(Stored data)

______________________________

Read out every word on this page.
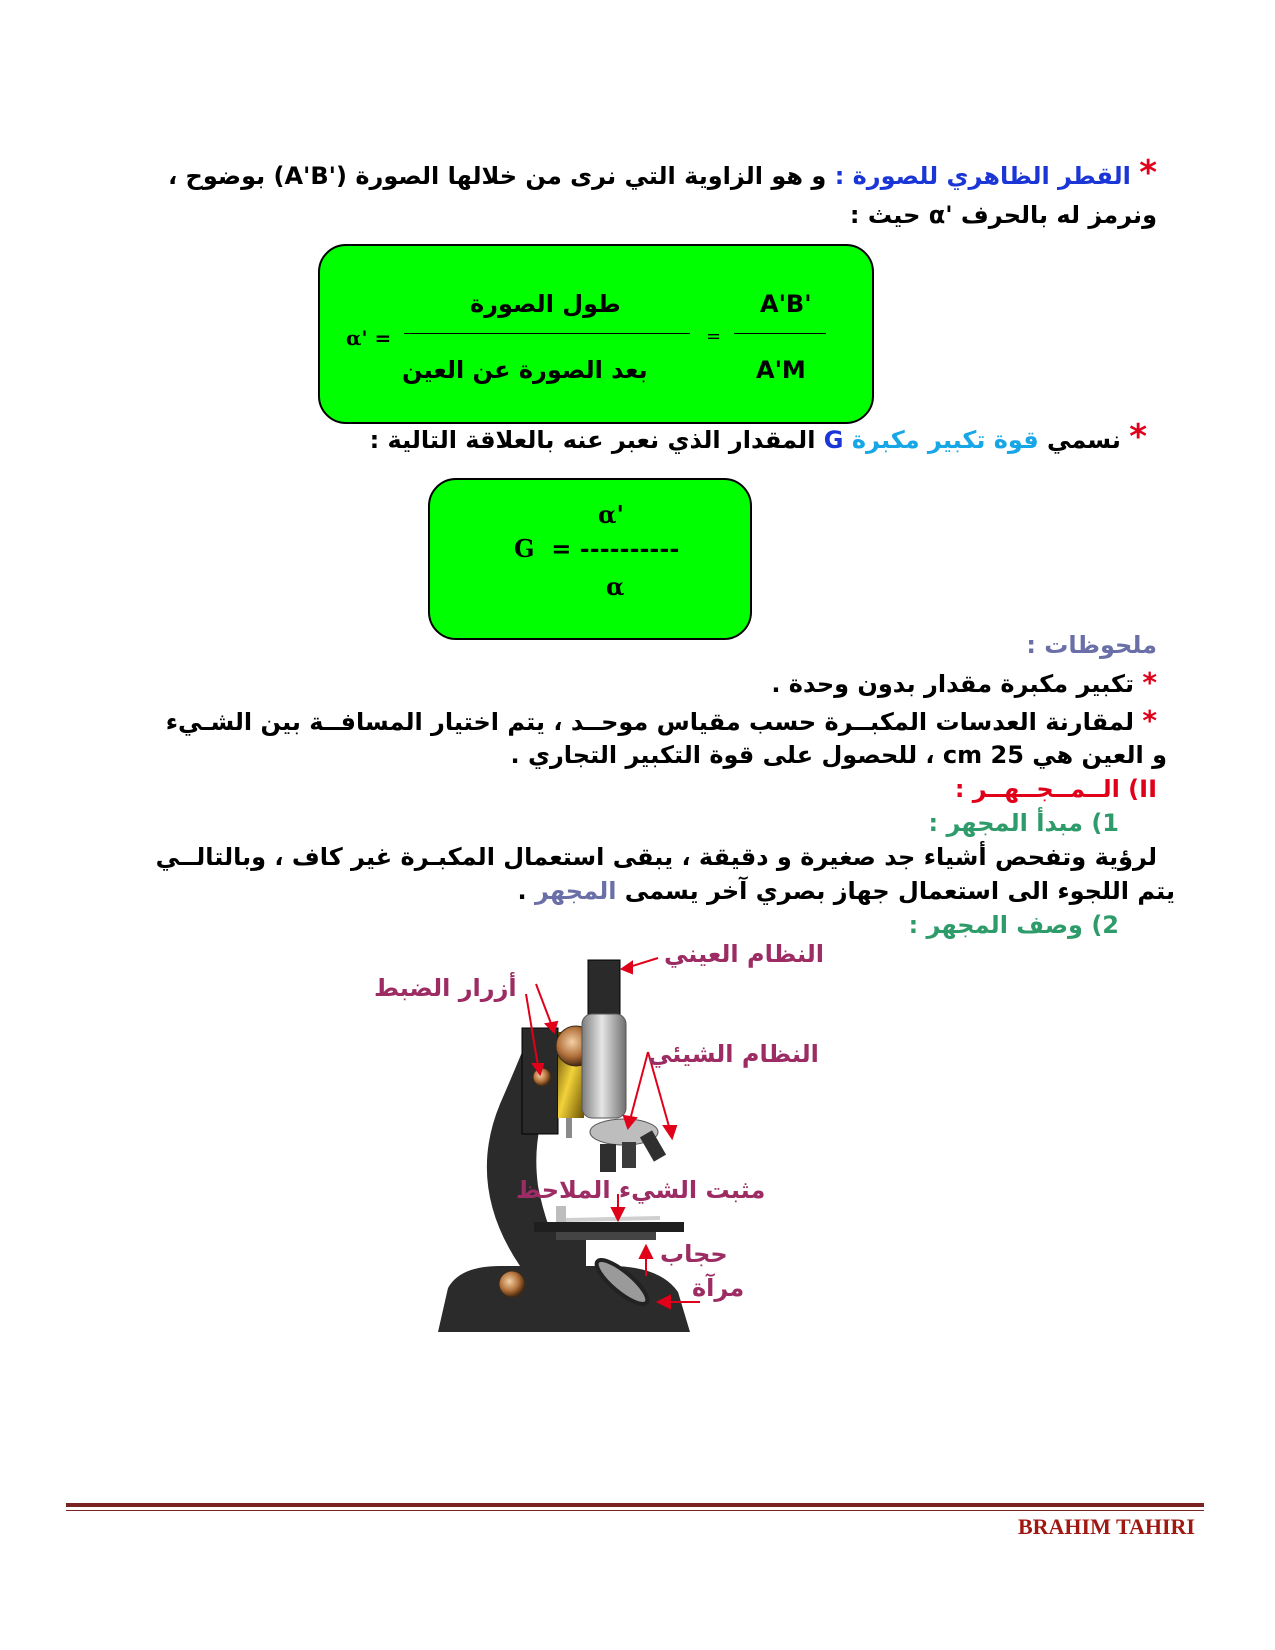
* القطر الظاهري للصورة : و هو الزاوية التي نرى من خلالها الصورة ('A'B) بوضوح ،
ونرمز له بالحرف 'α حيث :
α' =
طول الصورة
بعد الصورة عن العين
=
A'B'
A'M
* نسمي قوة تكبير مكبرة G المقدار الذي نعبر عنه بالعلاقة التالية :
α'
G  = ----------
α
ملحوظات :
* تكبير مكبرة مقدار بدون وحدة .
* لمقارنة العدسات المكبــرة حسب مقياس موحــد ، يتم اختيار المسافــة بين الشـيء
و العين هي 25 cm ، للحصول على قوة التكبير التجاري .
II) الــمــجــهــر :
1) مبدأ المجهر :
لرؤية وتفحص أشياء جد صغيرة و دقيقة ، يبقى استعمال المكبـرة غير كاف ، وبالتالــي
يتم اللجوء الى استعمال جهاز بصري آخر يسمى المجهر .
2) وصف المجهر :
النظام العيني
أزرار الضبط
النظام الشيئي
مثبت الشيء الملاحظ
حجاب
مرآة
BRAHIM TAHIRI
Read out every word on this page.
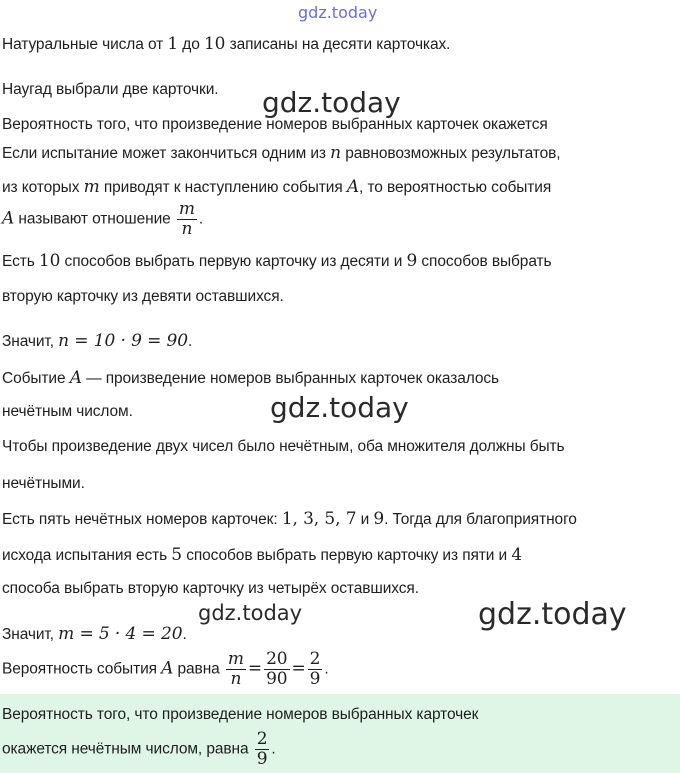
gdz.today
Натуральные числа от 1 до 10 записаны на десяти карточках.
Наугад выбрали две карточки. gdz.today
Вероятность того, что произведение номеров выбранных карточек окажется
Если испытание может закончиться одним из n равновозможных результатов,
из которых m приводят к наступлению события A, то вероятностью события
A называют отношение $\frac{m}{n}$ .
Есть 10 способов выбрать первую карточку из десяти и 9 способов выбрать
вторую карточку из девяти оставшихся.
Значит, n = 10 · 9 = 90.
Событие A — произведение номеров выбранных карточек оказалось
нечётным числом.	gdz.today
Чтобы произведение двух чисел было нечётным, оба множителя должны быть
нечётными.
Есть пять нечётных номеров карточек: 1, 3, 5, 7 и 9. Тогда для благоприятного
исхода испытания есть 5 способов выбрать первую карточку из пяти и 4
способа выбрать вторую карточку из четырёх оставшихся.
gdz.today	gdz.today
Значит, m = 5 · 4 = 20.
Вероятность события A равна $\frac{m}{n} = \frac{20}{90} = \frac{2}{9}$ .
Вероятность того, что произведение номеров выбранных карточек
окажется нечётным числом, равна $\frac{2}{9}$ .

______________________________

§ **Written task**: Your answer should be a single number: the count of lines that contain "десяти".

§ **Written response**: 2